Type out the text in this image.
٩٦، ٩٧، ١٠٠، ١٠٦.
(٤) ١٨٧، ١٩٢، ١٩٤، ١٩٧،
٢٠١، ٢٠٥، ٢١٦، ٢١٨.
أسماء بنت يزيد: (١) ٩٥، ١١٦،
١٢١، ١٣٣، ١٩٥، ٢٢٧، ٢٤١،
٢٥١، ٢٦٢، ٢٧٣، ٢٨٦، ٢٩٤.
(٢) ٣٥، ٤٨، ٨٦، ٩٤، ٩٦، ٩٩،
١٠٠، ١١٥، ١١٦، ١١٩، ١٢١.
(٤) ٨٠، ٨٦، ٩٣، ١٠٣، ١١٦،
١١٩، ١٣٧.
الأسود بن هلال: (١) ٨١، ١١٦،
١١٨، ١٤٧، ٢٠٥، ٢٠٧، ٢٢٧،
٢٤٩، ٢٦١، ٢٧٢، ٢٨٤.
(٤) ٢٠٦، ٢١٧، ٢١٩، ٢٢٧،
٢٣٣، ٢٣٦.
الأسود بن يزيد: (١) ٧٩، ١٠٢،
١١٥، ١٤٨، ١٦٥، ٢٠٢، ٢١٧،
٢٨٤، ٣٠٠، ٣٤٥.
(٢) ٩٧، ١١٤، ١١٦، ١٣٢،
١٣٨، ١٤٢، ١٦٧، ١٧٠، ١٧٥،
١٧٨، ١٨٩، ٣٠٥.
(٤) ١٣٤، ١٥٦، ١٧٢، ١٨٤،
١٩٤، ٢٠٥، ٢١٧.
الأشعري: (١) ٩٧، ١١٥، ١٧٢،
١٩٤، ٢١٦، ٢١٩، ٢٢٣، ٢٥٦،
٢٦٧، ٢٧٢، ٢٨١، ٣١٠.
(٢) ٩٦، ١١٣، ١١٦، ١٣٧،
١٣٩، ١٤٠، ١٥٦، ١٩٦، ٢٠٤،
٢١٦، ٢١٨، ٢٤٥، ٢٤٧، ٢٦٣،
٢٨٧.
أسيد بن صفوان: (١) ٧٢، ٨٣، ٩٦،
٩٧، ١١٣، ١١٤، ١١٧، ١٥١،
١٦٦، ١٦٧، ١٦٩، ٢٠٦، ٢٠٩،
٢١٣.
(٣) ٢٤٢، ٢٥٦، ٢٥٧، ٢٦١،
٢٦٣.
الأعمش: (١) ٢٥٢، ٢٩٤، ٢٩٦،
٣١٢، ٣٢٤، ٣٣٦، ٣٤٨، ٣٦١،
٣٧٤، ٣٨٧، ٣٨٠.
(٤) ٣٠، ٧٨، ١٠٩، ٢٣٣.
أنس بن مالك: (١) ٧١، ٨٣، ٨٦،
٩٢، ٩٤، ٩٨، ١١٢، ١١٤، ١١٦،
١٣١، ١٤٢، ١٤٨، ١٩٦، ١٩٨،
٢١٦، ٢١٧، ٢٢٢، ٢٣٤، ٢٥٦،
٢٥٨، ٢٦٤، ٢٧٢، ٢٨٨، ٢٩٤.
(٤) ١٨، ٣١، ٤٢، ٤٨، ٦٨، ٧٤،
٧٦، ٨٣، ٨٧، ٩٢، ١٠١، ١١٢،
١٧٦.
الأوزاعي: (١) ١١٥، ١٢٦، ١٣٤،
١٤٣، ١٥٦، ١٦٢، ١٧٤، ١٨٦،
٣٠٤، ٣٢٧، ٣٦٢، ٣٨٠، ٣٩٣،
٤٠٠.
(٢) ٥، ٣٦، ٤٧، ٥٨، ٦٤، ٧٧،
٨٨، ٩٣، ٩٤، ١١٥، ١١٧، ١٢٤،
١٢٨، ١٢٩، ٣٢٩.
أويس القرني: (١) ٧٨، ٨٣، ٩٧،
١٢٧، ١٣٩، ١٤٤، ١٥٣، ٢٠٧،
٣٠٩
◆ ◆ ◆ ◆ ◆
▶ _Task_
Give only the number of lines in the entries above that contain the string "يزيد".

▶ _Reply to the exercise_
2